(WHAT THE EXERCISE ASKS)
Every line below that contains "лекарственных" is to be copied.

(DATASET RECORDS)

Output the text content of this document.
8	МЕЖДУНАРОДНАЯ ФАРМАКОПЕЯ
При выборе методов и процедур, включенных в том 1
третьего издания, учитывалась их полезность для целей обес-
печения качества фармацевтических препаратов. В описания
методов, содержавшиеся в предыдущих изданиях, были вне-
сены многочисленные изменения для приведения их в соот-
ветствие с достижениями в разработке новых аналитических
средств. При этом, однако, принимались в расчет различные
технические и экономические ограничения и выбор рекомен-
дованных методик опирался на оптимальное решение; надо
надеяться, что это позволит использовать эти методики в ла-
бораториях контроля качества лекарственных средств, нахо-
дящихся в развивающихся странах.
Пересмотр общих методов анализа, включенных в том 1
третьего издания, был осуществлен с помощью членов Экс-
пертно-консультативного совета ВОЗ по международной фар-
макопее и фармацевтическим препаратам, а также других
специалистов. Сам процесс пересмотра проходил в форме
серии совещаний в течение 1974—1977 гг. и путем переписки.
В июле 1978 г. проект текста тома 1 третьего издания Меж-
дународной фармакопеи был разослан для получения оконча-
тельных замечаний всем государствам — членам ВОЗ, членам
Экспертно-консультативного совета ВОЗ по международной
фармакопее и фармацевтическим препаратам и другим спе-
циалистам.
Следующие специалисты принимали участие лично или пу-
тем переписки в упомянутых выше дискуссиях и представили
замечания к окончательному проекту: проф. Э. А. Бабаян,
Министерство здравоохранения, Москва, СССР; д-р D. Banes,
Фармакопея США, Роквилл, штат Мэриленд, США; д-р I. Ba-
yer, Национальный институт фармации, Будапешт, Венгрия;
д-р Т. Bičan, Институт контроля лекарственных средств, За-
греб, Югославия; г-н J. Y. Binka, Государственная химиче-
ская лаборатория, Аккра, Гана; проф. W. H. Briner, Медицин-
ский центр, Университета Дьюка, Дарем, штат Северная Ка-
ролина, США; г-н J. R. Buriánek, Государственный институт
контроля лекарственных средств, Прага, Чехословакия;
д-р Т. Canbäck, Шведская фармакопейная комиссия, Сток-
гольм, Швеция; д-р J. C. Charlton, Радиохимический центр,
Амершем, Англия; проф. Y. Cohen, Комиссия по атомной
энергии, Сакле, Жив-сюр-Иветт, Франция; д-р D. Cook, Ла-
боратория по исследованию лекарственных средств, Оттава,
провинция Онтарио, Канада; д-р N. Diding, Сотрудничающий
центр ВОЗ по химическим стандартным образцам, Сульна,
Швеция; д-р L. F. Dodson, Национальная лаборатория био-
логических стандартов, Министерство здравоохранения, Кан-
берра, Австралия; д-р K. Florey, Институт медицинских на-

(WORKED ANSWER)
бораториях контроля качества лекарственных средств, нахо-
д-р Т. Bičan, Институт контроля лекарственных средств, За-
контроля лекарственных средств, Прага, Чехословакия;
боратория по исследованию лекарственных средств, Оттава,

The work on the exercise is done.